**DATA RECORDS**
########

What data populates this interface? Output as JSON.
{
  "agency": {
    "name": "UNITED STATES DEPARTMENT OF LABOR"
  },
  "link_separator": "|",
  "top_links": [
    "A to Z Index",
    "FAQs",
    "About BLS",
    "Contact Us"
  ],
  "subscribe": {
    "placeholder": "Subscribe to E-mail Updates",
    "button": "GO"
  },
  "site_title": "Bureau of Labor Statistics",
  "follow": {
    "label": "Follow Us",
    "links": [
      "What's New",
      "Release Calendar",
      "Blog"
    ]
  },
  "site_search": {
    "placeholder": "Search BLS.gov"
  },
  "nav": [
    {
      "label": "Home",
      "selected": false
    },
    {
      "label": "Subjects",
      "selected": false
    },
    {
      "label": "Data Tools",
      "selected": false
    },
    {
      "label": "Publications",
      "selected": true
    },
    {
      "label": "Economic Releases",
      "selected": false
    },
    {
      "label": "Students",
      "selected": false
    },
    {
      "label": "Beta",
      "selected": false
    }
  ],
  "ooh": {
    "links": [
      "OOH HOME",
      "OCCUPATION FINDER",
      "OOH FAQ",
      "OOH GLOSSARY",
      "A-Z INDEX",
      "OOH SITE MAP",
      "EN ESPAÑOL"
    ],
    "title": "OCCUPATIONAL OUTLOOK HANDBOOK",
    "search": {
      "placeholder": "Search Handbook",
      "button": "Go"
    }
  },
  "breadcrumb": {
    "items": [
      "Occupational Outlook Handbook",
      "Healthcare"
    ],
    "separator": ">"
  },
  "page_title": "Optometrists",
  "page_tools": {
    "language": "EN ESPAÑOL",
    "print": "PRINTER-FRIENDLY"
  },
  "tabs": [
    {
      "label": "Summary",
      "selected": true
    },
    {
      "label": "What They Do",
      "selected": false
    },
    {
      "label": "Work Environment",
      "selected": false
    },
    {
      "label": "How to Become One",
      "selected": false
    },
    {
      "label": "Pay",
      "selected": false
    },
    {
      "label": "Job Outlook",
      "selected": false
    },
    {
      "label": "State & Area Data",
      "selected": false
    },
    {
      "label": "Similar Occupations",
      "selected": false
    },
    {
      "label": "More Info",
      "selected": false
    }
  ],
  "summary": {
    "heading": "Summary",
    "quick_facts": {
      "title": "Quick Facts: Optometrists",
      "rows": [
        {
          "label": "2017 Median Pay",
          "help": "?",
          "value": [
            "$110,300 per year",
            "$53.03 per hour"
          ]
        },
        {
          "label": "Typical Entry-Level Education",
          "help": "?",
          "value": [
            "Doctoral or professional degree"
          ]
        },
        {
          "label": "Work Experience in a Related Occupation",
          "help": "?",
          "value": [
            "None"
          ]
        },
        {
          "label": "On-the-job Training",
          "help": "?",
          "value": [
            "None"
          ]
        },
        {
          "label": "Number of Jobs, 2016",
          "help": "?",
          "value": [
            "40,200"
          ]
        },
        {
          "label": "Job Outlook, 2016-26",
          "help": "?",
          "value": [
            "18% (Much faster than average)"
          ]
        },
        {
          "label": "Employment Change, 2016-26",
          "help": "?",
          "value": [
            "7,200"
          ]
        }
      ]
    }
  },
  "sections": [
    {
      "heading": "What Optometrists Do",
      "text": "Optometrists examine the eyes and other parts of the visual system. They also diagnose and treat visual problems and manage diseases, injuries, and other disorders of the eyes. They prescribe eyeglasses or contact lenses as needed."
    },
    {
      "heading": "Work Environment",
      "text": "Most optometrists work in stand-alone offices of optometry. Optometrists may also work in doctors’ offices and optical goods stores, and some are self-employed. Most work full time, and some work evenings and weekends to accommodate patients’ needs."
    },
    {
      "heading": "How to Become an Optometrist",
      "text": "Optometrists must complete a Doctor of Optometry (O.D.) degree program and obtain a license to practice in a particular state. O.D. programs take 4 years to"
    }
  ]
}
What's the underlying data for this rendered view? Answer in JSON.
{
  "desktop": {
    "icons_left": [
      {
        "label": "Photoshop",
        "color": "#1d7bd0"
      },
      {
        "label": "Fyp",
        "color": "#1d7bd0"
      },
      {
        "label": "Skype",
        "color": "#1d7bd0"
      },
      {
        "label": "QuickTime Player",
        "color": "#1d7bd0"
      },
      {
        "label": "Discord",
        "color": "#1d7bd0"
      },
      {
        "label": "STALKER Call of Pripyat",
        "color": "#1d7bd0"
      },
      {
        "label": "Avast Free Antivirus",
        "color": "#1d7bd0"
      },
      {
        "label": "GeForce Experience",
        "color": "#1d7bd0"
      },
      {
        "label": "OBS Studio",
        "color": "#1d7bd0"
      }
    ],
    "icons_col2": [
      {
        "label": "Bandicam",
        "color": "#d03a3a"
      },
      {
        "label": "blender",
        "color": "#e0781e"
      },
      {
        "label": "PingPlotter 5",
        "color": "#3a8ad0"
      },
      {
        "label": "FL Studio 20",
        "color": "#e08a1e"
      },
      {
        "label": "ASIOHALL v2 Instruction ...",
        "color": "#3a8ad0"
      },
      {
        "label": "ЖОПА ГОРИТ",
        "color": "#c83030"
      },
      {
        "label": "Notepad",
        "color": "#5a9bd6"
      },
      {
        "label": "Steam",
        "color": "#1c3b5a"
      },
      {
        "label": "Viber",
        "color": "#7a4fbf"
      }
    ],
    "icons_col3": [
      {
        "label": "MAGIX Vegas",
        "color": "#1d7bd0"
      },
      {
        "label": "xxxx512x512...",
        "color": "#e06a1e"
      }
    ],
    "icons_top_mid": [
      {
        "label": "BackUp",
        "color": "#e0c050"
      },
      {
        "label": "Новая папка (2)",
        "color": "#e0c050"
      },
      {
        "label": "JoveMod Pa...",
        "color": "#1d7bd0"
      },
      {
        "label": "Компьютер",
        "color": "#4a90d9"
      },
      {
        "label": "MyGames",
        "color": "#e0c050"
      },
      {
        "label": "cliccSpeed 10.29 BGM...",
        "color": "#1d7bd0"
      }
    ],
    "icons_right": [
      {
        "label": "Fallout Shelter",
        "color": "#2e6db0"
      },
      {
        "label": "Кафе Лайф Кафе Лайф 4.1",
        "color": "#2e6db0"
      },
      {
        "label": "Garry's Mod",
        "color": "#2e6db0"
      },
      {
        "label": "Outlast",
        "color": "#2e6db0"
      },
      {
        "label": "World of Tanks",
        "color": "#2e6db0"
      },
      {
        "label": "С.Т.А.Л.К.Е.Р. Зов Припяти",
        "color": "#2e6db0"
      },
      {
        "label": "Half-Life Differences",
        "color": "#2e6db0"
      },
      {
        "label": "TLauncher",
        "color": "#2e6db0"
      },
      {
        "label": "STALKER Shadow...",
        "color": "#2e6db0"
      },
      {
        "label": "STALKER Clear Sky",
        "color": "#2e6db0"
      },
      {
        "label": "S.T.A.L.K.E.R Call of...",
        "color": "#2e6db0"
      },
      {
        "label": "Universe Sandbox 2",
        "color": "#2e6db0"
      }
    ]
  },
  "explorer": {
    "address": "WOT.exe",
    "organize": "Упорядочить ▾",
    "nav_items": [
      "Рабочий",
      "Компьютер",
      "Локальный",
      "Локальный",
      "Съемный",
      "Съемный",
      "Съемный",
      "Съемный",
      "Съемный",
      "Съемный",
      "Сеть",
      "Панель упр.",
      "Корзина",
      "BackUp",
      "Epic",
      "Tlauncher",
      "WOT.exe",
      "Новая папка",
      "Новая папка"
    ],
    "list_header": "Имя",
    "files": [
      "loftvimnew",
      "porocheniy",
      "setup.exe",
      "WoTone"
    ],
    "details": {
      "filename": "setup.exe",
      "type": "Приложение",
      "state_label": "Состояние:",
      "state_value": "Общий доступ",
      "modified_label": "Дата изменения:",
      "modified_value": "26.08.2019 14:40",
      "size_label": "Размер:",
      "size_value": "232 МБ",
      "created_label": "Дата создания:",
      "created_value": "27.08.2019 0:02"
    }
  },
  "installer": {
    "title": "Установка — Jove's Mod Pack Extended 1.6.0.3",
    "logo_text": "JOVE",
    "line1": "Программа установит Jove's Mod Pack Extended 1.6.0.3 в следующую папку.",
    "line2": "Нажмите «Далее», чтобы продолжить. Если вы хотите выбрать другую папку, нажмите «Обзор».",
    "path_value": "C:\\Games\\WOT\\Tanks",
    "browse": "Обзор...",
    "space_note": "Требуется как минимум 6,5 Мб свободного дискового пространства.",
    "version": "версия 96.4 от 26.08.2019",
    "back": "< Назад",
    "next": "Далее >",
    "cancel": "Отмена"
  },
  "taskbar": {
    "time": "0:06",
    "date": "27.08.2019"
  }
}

########

Could you copy each line in the listing above that includes the word "Environment"?

      "label": "Work Environment",
      "heading": "Work Environment",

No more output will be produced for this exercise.